Текст для чтения -

------------

Работая над романом, поэт полагал, что «вожделенный миг» будет закодирован им как «свершение подвига», между тем, когда этот миг настал, такой кодировкой оказалось «расставание». Соответственно, и адекватной оценкой вместо ожидавшихся удовлетворения, гордости и освобождения стала «грусть». Предельный уровень субъективной вовлеченности в данном случае не нуждается в доказательствах.

Эмоциональные матрицы, на которых были основаны исходные ожидания автора, просматриваются здесь достаточно отчетливо – это, прежде всего, классические представления о поэте, венчаемом лаврами, поддержанные гекзаметрическим размером, и, отчасти, обширный репертуар народных пословиц, прославляющих окончание дела. Напротив, матрица, в которой создаваемое произведение и его герои становятся частью души поэта, так что расставание с ними переживается как разлука, тесно связана с романтической культурой и во многом ощущалась самим Пушкиным как новаторская и неожиданная. На это указывают и эпитет «непонятная», которым определена грусть, и обозначение характера ее воздействия – «тайно тревожит», – и три вопроса, занимающие весь текст стихотворения за исключением первой, констатирующей строки.

Осуществленный Пушкиным сдвиг был отчасти подсказан самой исторической семантикой слова «труд». В культуре тех лет труд воспринимался, с одной стороны, как проклятие, а с другой – как единственный источник достойного существования (см.: Февр 1991: 364–391). Обе эти смысловые грани отразились в русском языке начала XIX века и, в частности, в языке Пушкина: («нет, легче труд и глад», «трудом он должен был себе доставить и независимость, и честь» [Пушкин 1962–1965 III: 266; IV: 385; Словарь 2000 IV: 612–614]). Отсюда и возникающая во втором двустишии фигура поденщика, в финале, однако, сменяющаяся сравнением «труда» со «спутником» и «другом». Именно эта, прозвучавшая здесь еще в неуверенной и вопросительной форме «интерпретативная схема» сделала это стихотворение Пушкина и выраженное в нем переживание окончания долгой и важной работы как «расставания» или «утраты» одной из базовых матриц эмоционального репертуара русской культуры.

------------

[Списки элементов и их рамок]
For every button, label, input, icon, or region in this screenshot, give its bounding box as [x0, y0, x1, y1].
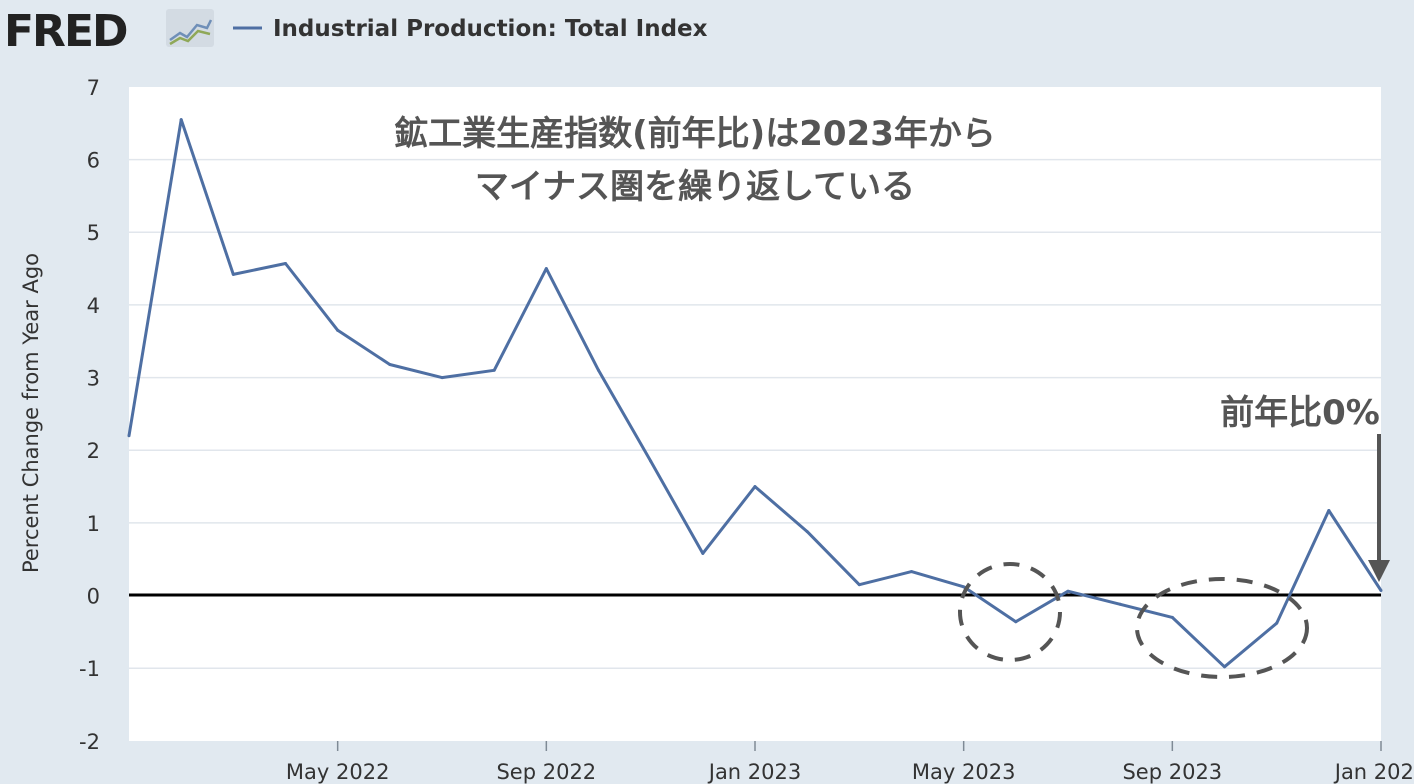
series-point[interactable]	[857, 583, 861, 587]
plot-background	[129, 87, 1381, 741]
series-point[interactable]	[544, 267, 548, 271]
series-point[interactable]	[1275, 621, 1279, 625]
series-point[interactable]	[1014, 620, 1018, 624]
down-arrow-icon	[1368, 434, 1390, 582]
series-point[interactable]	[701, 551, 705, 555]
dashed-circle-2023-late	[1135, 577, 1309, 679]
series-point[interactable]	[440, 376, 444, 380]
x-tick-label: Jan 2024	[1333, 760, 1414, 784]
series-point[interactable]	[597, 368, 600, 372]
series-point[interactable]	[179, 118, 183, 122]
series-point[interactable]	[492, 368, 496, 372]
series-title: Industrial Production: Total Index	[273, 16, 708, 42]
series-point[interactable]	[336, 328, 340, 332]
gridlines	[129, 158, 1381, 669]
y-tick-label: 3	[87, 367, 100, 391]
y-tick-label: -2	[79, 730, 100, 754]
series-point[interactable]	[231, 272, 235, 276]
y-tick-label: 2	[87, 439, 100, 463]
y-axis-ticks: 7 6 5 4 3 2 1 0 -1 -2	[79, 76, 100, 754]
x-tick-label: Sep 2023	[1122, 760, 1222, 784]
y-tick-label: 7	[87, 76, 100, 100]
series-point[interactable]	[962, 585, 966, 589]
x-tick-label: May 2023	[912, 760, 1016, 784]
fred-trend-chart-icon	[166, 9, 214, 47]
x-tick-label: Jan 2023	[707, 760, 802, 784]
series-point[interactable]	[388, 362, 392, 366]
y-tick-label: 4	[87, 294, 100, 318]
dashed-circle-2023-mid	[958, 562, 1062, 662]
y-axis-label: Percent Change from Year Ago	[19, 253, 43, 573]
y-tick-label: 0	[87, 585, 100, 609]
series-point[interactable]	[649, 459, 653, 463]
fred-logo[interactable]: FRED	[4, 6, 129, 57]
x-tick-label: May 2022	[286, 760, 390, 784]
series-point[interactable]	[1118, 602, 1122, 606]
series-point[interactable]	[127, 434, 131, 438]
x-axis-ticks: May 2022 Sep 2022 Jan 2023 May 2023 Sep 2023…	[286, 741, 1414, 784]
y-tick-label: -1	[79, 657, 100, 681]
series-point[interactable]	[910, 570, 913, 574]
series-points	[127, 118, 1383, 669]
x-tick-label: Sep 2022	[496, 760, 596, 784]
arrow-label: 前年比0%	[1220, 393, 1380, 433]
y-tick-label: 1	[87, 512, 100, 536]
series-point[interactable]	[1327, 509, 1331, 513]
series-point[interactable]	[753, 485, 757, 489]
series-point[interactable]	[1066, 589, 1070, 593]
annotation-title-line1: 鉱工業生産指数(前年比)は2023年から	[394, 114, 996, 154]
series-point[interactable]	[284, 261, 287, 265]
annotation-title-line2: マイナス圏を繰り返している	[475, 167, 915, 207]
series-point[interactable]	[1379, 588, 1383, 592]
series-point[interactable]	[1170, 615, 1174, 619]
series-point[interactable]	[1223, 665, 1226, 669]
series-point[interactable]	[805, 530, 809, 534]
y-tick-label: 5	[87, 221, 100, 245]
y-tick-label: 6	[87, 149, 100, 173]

------------

Набор заданий -
1) Назовите чувства, которые, согласно тексту о стихотворении Пушкина, ожидались на месте «грусти».
2) Продолжите текст о стихотворении Пушкина, начав сразу после его последнего предложения.
Строки не имеют отношения к тексту о стихотворении Пушкина.

Ответы -
1) Удовлетворение, гордость, освобождение.

2)
4

Предпочтение уникального типичному ставит ученого перед необходимостью объяснять выбор кейсов. Как писал Клиффорд Гирц, чтобы не превратиться в сборщика раритетов, исследователь, занимающийся изучением частных случаев, «должен стремиться располагать такие случаи в значимой близости друг другу, соединять так, чтобы они проливали свет друг на друга». По словам великого антрополога, «эта игра называется контекстуализацией» (Geertz 2000: xi).

Центральный кейс, который мы наиболее подробно рассматриваем в этой книге, – это три с половиной года жизни Андрея Ивановича Тургенева, начиная с ноября 1799 года, когда он начал вести систематический дневник, и до его смерти в июле 1803-го. Чтобы проследить историю переживаний Андрея Тургенева, нужно восстановить его постоянно обновлявшийся эмоциональный репертуар, увидеть, как составлявшие его матрицы взаимодействовали друг с другом, определяя прихотливую, а порой и загадочную логику его решений, оценок и настроений.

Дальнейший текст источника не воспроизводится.